→ EXERCISE DETAILS
Locate the line that contains "Convert this screenshot" in the entries below. Retype it and all following lines through the final one, character for character.

Dataset records:
start
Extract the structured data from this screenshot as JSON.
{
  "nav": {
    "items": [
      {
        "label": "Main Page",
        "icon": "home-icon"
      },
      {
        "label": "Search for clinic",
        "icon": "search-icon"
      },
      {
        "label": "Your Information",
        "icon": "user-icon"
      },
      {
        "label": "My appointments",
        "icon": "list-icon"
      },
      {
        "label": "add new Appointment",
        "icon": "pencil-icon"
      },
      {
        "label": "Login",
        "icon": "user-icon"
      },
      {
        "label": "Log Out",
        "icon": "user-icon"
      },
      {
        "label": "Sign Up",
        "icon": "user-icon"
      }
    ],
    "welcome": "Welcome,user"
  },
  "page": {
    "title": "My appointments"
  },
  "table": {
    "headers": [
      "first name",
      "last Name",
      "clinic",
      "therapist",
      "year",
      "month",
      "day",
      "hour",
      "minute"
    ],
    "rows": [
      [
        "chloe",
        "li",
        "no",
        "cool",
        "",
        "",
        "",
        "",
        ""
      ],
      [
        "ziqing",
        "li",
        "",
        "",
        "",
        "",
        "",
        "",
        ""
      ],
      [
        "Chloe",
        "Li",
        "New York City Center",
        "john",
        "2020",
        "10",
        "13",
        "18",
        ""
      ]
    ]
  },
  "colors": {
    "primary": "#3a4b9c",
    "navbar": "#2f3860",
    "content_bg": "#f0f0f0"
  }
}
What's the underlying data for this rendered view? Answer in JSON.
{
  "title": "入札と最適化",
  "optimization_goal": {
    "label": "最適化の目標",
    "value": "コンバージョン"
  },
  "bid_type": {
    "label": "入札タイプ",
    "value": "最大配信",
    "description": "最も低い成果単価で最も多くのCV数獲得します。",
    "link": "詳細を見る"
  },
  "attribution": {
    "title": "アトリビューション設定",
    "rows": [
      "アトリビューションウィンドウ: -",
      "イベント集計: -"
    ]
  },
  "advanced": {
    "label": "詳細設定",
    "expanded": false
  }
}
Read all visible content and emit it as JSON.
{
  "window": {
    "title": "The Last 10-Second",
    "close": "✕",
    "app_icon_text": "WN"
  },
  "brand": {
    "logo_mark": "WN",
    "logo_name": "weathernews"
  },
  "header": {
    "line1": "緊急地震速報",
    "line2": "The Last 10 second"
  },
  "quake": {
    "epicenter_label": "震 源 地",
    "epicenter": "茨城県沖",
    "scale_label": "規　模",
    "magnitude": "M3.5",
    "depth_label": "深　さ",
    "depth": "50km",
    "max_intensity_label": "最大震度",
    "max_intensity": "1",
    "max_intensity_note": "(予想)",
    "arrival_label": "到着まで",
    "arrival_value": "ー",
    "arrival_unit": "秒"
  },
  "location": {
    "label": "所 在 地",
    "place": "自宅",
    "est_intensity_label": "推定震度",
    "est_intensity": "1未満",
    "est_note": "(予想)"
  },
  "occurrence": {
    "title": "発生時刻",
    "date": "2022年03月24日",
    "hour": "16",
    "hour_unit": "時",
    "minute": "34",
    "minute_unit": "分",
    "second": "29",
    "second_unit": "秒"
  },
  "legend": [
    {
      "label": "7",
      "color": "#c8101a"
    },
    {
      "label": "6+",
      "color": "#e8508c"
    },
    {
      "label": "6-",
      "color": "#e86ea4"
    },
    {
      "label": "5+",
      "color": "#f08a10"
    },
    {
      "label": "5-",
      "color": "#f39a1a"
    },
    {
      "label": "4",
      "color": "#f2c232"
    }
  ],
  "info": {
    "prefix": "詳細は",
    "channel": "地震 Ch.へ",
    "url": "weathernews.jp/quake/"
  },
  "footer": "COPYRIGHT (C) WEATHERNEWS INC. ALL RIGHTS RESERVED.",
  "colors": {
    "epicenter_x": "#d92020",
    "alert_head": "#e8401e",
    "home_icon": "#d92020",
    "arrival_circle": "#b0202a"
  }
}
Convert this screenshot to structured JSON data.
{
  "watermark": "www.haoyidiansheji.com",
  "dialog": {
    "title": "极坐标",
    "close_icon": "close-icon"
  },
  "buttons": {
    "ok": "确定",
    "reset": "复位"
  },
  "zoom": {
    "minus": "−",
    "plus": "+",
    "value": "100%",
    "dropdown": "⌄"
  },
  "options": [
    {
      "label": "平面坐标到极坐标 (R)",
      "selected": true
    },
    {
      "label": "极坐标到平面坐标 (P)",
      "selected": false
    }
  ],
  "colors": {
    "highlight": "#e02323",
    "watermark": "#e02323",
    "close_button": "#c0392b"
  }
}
end
→ SOLUTION BELOW
Convert this screenshot to structured JSON data.
{
  "watermark": "www.haoyidiansheji.com",
  "dialog": {
    "title": "极坐标",
    "close_icon": "close-icon"
  },
  "buttons": {
    "ok": "确定",
    "reset": "复位"
  },
  "zoom": {
    "minus": "−",
    "plus": "+",
    "value": "100%",
    "dropdown": "⌄"
  },
  "options": [
    {
      "label": "平面坐标到极坐标 (R)",
      "selected": true
    },
    {
      "label": "极坐标到平面坐标 (P)",
      "selected": false
    }
  ],
  "colors": {
    "highlight": "#e02323",
    "watermark": "#e02323",
    "close_button": "#c0392b"
  }
}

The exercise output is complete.